• **Requirement**: Would you return the complete listing below word for word?

[BEGIN Material shown]

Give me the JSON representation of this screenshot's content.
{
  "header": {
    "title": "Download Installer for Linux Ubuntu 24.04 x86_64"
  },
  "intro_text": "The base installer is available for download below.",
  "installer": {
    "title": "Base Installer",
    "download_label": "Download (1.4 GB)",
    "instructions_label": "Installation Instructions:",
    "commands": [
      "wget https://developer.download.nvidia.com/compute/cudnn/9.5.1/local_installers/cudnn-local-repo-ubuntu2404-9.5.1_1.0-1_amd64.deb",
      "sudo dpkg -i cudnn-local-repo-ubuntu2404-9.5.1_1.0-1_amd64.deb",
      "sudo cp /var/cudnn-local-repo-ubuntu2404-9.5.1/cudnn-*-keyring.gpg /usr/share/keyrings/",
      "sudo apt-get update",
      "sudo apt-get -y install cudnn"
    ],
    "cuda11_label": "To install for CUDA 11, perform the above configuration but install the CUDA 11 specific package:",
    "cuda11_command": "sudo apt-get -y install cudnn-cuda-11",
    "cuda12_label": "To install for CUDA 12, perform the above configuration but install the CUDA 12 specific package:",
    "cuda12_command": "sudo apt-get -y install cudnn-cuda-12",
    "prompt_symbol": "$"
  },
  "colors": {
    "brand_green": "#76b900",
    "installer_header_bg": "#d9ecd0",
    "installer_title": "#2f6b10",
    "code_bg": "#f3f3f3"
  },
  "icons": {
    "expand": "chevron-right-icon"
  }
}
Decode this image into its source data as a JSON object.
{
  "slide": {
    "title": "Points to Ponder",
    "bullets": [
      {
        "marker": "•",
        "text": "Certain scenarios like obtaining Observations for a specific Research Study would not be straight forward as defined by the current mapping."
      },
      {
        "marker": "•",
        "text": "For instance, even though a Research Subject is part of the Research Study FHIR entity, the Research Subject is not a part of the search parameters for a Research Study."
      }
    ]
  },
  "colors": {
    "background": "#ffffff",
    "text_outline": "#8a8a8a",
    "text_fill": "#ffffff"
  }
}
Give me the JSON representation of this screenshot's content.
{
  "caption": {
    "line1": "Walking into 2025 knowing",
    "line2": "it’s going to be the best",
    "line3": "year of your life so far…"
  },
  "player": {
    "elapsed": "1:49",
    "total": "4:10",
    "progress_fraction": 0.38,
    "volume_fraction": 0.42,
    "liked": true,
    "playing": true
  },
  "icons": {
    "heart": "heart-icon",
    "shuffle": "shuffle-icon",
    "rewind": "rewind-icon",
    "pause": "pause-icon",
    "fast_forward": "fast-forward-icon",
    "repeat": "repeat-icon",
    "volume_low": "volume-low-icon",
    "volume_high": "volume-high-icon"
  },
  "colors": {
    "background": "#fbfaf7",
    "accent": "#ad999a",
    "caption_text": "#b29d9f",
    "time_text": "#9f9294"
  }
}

[END Material shown]

• **Result for this exercise**:
Give me the JSON representation of this screenshot's content.
{
  "header": {
    "title": "Download Installer for Linux Ubuntu 24.04 x86_64"
  },
  "intro_text": "The base installer is available for download below.",
  "installer": {
    "title": "Base Installer",
    "download_label": "Download (1.4 GB)",
    "instructions_label": "Installation Instructions:",
    "commands": [
      "wget https://developer.download.nvidia.com/compute/cudnn/9.5.1/local_installers/cudnn-local-repo-ubuntu2404-9.5.1_1.0-1_amd64.deb",
      "sudo dpkg -i cudnn-local-repo-ubuntu2404-9.5.1_1.0-1_amd64.deb",
      "sudo cp /var/cudnn-local-repo-ubuntu2404-9.5.1/cudnn-*-keyring.gpg /usr/share/keyrings/",
      "sudo apt-get update",
      "sudo apt-get -y install cudnn"
    ],
    "cuda11_label": "To install for CUDA 11, perform the above configuration but install the CUDA 11 specific package:",
    "cuda11_command": "sudo apt-get -y install cudnn-cuda-11",
    "cuda12_label": "To install for CUDA 12, perform the above configuration but install the CUDA 12 specific package:",
    "cuda12_command": "sudo apt-get -y install cudnn-cuda-12",
    "prompt_symbol": "$"
  },
  "colors": {
    "brand_green": "#76b900",
    "installer_header_bg": "#d9ecd0",
    "installer_title": "#2f6b10",
    "code_bg": "#f3f3f3"
  },
  "icons": {
    "expand": "chevron-right-icon"
  }
}
Decode this image into its source data as a JSON object.
{
  "slide": {
    "title": "Points to Ponder",
    "bullets": [
      {
        "marker": "•",
        "text": "Certain scenarios like obtaining Observations for a specific Research Study would not be straight forward as defined by the current mapping."
      },
      {
        "marker": "•",
        "text": "For instance, even though a Research Subject is part of the Research Study FHIR entity, the Research Subject is not a part of the search parameters for a Research Study."
      }
    ]
  },
  "colors": {
    "background": "#ffffff",
    "text_outline": "#8a8a8a",
    "text_fill": "#ffffff"
  }
}
Give me the JSON representation of this screenshot's content.
{
  "caption": {
    "line1": "Walking into 2025 knowing",
    "line2": "it’s going to be the best",
    "line3": "year of your life so far…"
  },
  "player": {
    "elapsed": "1:49",
    "total": "4:10",
    "progress_fraction": 0.38,
    "volume_fraction": 0.42,
    "liked": true,
    "playing": true
  },
  "icons": {
    "heart": "heart-icon",
    "shuffle": "shuffle-icon",
    "rewind": "rewind-icon",
    "pause": "pause-icon",
    "fast_forward": "fast-forward-icon",
    "repeat": "repeat-icon",
    "volume_low": "volume-low-icon",
    "volume_high": "volume-high-icon"
  },
  "colors": {
    "background": "#fbfaf7",
    "accent": "#ad999a",
    "caption_text": "#b29d9f",
    "time_text": "#9f9294"
  }
}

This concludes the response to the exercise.